Exercise. Look through the material below for "JSON". Copy every line that contains it.
┌─ Records
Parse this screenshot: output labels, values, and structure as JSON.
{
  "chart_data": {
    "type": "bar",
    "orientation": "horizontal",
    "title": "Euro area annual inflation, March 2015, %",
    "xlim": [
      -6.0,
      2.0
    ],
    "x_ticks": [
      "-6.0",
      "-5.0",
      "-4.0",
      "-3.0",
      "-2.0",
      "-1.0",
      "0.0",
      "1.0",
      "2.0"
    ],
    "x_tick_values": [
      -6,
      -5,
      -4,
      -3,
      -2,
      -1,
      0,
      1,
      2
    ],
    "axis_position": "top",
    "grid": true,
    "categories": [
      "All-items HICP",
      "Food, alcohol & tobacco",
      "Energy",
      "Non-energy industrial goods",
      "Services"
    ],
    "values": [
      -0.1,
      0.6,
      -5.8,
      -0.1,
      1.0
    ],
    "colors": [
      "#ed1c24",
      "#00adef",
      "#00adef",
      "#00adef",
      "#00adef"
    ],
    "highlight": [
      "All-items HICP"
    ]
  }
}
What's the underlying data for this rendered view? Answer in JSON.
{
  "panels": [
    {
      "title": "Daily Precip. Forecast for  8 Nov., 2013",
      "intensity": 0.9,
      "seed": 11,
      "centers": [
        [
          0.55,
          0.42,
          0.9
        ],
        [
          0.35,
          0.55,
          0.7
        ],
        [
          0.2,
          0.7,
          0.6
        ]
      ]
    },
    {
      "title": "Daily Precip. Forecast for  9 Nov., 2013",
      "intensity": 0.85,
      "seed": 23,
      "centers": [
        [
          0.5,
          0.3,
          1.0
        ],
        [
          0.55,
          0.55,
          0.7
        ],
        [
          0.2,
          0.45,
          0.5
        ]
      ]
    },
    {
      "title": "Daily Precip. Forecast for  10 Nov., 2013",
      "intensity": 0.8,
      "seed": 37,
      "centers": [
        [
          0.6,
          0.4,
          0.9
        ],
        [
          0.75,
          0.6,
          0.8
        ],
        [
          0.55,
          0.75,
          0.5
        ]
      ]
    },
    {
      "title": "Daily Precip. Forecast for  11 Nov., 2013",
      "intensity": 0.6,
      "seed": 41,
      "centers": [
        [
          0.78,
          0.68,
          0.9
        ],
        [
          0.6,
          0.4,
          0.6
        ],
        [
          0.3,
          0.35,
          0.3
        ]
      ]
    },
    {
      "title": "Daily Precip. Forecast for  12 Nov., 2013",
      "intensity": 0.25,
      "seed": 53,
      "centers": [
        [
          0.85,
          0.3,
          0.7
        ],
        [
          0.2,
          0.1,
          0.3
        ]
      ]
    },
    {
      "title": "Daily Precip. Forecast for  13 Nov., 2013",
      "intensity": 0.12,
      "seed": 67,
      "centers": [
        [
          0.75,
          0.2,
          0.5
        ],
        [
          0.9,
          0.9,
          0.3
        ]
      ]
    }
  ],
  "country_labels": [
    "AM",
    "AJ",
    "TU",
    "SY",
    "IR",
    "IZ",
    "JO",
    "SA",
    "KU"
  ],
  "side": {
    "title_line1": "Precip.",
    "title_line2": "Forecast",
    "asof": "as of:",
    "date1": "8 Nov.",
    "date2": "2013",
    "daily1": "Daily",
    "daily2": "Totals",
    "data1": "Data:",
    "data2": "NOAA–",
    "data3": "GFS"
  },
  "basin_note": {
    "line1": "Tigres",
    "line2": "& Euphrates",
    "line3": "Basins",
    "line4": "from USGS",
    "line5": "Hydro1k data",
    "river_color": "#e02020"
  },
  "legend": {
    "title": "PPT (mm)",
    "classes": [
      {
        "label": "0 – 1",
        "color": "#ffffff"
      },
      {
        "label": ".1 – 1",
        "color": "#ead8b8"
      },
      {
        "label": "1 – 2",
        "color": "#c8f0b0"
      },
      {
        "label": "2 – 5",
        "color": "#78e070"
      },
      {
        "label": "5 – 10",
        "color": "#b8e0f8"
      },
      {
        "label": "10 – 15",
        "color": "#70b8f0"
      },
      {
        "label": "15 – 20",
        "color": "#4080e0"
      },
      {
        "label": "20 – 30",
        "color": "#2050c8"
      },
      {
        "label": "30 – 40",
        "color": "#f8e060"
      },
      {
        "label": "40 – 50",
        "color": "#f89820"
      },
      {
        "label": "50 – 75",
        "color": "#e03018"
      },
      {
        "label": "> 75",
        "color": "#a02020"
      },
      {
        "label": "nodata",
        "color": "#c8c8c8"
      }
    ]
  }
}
└─
Correct answer.
Parse this screenshot: output labels, values, and structure as JSON.
What's the underlying data for this rendered view? Answer in JSON.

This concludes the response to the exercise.